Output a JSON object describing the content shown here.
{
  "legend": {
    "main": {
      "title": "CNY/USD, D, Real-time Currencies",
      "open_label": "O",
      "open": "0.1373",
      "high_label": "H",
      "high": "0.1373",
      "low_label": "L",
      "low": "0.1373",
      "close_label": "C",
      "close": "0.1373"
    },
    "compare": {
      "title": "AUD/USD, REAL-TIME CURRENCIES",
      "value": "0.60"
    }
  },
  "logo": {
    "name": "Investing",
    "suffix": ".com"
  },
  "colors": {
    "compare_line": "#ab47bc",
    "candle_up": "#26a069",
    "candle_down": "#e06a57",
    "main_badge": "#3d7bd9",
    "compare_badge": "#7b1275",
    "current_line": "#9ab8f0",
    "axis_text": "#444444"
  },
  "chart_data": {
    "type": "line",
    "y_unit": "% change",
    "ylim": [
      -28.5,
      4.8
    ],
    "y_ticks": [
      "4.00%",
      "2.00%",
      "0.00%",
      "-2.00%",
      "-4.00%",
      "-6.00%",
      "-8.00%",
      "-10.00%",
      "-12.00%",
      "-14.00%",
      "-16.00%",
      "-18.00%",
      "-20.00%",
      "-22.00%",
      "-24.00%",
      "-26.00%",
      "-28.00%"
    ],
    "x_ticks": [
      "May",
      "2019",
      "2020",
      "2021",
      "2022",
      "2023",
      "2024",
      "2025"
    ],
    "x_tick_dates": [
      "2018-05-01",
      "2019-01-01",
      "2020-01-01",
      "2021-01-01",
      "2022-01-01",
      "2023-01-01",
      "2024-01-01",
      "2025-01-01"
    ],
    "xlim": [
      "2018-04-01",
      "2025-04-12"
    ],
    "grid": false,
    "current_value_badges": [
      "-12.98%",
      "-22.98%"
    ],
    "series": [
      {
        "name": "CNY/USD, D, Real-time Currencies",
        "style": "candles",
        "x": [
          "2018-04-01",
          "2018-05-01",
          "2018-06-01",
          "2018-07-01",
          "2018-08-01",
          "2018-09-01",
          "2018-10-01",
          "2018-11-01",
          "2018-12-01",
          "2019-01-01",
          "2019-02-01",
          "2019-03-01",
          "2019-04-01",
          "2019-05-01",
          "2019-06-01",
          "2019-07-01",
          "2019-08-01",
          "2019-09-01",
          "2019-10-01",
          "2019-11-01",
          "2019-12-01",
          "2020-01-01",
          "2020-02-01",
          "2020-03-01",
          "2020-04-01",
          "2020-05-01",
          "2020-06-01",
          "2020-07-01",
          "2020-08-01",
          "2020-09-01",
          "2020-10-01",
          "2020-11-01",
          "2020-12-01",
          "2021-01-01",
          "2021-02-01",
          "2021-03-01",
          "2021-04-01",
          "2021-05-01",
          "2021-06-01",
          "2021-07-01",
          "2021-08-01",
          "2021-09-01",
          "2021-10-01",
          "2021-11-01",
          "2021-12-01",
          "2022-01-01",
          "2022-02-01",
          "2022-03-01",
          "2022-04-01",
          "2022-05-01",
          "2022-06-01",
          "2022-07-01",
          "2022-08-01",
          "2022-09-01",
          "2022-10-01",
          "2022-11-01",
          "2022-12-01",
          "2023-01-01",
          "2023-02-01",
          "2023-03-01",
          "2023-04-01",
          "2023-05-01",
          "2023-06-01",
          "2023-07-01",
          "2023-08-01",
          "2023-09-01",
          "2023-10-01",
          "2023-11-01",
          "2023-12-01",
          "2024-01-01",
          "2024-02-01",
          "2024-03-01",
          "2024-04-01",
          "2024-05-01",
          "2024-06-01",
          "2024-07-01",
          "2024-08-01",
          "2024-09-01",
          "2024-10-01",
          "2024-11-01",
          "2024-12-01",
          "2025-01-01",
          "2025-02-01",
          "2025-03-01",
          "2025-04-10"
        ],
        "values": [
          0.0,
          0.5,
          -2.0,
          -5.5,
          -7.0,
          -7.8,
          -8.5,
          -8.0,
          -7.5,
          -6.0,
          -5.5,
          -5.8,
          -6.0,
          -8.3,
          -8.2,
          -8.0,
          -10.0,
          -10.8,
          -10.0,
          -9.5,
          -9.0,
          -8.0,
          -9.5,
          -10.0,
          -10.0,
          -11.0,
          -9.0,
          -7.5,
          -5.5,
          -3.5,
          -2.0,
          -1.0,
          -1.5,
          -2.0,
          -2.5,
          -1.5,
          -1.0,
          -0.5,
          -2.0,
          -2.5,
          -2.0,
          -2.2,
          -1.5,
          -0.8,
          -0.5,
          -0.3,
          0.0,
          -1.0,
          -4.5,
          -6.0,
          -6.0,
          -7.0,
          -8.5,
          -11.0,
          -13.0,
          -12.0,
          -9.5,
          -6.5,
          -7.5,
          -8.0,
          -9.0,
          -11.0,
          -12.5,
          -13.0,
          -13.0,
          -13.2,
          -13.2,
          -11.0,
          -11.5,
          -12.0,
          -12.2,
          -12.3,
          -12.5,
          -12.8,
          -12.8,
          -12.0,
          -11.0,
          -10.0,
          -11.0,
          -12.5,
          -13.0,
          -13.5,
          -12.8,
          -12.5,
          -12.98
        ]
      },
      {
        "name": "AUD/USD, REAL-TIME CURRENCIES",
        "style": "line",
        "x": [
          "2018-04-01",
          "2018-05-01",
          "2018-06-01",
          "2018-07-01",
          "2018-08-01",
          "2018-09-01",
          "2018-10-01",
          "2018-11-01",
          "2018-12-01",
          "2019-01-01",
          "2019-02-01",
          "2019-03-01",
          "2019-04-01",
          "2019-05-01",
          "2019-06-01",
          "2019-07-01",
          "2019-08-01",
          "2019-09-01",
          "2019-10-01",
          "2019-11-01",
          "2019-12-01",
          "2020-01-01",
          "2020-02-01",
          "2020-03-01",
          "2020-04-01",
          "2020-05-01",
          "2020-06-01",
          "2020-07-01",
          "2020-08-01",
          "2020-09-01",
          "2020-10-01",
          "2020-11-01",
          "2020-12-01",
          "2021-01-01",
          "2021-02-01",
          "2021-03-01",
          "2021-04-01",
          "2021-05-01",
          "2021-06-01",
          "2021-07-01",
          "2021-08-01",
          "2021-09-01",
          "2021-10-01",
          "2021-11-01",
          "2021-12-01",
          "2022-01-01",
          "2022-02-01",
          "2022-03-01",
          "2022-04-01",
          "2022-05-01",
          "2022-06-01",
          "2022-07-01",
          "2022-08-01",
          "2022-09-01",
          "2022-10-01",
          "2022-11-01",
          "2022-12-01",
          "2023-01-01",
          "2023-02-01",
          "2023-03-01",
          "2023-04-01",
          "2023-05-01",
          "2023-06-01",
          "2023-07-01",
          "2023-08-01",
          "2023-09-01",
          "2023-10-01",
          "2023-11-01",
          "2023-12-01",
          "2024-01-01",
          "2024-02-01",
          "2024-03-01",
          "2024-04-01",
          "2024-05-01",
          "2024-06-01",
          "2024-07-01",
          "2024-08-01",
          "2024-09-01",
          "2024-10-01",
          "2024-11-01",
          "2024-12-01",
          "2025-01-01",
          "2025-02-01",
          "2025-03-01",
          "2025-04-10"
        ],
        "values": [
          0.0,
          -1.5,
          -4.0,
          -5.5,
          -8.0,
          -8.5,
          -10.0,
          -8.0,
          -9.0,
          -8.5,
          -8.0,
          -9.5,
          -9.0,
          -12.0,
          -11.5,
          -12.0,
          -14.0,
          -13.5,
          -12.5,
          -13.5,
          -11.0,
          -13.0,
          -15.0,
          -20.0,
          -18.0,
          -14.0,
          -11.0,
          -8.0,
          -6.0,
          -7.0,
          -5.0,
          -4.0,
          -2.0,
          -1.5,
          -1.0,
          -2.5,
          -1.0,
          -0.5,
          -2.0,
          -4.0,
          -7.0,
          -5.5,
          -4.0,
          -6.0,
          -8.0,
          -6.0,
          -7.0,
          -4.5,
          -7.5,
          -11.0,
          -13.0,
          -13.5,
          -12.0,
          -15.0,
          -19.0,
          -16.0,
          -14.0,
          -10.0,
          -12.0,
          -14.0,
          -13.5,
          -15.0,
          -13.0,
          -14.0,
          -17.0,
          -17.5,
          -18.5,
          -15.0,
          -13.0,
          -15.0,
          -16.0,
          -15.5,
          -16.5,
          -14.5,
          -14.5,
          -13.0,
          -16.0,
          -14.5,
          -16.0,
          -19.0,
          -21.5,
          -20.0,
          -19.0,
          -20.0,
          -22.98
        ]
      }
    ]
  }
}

·····

> STATED GOAL:
Check each line of the entries above for the word "title". List the ones that have it.

> FINAL ANSWER:
      "title": "CNY/USD, D, Real-time Currencies",
      "title": "AUD/USD, REAL-TIME CURRENCIES",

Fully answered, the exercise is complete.